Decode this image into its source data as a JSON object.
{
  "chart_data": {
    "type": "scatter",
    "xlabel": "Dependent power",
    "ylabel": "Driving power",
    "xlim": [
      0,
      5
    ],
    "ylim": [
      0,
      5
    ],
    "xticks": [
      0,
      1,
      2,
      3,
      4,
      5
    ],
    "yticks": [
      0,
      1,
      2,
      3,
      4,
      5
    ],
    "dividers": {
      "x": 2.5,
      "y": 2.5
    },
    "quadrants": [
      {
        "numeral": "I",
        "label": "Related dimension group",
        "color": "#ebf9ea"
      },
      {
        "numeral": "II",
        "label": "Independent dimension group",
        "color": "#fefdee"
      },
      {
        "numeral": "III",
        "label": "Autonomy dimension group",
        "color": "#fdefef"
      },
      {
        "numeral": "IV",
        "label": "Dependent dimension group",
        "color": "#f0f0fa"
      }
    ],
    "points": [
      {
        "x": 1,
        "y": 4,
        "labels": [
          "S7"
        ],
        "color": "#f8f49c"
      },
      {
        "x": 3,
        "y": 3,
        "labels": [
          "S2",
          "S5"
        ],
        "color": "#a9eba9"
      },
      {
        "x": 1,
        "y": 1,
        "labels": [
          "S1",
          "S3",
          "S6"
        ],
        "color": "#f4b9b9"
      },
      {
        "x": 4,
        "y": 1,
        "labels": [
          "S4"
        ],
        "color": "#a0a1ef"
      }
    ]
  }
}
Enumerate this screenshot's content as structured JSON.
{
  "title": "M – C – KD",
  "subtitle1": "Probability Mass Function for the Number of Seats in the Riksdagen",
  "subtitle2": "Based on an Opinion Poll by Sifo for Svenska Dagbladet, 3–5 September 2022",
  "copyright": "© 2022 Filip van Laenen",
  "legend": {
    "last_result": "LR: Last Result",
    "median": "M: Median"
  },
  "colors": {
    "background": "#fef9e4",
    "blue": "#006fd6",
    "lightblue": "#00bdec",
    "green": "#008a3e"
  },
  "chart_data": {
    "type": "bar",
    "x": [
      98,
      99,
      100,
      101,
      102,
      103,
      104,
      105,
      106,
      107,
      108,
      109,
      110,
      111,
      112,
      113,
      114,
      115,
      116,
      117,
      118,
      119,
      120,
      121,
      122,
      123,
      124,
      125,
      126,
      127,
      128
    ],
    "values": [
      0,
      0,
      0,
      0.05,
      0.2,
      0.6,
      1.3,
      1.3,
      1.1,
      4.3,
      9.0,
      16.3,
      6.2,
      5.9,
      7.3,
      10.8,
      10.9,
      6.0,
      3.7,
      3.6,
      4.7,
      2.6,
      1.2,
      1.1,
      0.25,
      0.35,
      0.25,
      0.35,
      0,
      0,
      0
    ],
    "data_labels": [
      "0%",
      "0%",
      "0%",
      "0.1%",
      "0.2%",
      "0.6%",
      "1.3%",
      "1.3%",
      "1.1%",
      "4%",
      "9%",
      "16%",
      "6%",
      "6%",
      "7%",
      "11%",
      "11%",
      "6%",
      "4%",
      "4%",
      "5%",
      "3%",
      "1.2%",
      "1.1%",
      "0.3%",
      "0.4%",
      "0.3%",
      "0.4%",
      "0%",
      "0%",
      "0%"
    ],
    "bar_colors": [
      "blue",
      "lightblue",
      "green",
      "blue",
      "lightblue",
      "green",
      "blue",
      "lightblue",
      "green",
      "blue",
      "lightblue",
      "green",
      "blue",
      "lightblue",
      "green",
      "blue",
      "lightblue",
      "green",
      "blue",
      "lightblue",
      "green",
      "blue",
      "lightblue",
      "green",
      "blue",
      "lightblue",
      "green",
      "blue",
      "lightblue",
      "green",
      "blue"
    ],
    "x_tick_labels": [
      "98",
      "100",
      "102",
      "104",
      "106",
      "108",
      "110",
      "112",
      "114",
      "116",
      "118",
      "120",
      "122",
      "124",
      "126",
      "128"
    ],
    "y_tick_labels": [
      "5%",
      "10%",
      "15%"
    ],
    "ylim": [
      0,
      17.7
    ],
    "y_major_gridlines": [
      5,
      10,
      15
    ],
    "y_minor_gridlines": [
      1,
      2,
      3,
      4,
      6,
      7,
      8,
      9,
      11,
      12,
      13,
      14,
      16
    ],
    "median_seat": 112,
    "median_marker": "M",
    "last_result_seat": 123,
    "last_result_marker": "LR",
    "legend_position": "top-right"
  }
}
-*-*-
:: TASK GOAL ::
Take each line of the material that contains the word "this" and list it.

:: RESULT OF THE TASK ::
Decode this image into its source data as a JSON object.
Enumerate this screenshot's content as structured JSON.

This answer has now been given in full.